== Task directions ==
Locate the string "text" in the records below. Copy every line where it occurs.

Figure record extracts
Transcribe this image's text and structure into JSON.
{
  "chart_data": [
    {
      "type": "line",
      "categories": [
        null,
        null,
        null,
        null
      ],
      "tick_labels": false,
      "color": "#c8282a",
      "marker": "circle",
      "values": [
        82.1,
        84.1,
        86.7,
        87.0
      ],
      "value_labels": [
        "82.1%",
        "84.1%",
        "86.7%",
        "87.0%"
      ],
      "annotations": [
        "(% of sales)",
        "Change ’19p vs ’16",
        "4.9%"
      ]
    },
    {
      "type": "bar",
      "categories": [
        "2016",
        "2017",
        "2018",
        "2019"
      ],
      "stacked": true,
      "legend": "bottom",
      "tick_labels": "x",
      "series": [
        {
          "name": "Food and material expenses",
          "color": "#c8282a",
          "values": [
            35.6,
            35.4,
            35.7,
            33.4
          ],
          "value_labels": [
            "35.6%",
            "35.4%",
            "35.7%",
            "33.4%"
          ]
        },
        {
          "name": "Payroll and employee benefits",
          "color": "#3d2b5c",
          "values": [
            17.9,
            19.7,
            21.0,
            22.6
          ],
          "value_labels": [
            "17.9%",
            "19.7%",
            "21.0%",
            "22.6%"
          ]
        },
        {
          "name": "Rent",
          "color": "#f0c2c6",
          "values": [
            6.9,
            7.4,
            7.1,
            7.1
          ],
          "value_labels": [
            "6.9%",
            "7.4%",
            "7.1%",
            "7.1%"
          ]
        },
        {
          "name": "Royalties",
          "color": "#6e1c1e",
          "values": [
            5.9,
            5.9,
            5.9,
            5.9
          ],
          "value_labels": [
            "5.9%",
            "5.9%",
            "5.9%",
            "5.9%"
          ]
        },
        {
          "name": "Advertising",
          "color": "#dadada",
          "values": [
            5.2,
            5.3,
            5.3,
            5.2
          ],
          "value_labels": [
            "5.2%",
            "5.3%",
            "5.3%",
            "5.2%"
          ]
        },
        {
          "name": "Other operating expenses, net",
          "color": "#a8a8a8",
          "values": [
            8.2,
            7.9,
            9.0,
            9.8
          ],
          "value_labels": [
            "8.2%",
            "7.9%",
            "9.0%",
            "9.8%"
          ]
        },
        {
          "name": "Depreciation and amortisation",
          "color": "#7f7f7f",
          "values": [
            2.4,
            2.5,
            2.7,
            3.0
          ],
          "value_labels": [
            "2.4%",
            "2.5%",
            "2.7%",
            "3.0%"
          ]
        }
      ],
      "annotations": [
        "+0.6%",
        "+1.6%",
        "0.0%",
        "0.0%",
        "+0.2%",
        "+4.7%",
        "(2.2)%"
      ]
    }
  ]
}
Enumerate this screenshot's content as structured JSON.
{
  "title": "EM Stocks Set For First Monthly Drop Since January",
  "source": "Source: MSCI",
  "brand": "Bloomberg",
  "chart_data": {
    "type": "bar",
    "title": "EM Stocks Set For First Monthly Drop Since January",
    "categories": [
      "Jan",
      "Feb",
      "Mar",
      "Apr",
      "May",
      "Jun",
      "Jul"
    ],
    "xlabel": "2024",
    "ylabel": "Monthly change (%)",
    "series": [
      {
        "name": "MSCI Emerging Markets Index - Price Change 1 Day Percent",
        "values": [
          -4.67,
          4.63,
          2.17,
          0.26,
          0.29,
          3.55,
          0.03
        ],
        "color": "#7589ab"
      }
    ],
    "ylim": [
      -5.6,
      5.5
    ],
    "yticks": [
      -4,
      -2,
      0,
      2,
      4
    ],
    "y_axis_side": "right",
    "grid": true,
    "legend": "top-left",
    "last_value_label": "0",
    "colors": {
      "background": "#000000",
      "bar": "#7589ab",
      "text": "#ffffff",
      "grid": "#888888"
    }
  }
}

== Solution for this task ==
Transcribe this image's text and structure into JSON.
      "text": "#ffffff",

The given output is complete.